== SET PROBLEM ==
Write out, precisely and in full, each line of the material.

━━━━━ MATERIAL ━━━━━

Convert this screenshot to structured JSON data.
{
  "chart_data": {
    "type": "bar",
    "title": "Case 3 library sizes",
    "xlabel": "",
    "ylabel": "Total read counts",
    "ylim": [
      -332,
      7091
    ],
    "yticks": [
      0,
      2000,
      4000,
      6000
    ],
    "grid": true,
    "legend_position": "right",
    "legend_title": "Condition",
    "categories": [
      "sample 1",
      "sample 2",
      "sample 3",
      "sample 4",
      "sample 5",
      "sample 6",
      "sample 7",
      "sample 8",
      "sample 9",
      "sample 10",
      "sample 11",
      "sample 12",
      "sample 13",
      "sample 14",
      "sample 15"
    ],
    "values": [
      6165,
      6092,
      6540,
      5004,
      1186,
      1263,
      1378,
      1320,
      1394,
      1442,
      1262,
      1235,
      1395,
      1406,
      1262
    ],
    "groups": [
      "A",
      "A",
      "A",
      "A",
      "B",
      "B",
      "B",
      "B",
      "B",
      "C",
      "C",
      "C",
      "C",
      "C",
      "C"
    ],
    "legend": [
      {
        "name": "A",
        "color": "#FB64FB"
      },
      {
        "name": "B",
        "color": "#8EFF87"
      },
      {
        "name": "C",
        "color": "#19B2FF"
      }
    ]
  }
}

━━━━━

== REPLY TO THE EXERCISE ==
Convert this screenshot to structured JSON data.
{
  "chart_data": {
    "type": "bar",
    "title": "Case 3 library sizes",
    "xlabel": "",
    "ylabel": "Total read counts",
    "ylim": [
      -332,
      7091
    ],
    "yticks": [
      0,
      2000,
      4000,
      6000
    ],
    "grid": true,
    "legend_position": "right",
    "legend_title": "Condition",
    "categories": [
      "sample 1",
      "sample 2",
      "sample 3",
      "sample 4",
      "sample 5",
      "sample 6",
      "sample 7",
      "sample 8",
      "sample 9",
      "sample 10",
      "sample 11",
      "sample 12",
      "sample 13",
      "sample 14",
      "sample 15"
    ],
    "values": [
      6165,
      6092,
      6540,
      5004,
      1186,
      1263,
      1378,
      1320,
      1394,
      1442,
      1262,
      1235,
      1395,
      1406,
      1262
    ],
    "groups": [
      "A",
      "A",
      "A",
      "A",
      "B",
      "B",
      "B",
      "B",
      "B",
      "C",
      "C",
      "C",
      "C",
      "C",
      "C"
    ],
    "legend": [
      {
        "name": "A",
        "color": "#FB64FB"
      },
      {
        "name": "B",
        "color": "#8EFF87"
      },
      {
        "name": "C",
        "color": "#19B2FF"
      }
    ]
  }
}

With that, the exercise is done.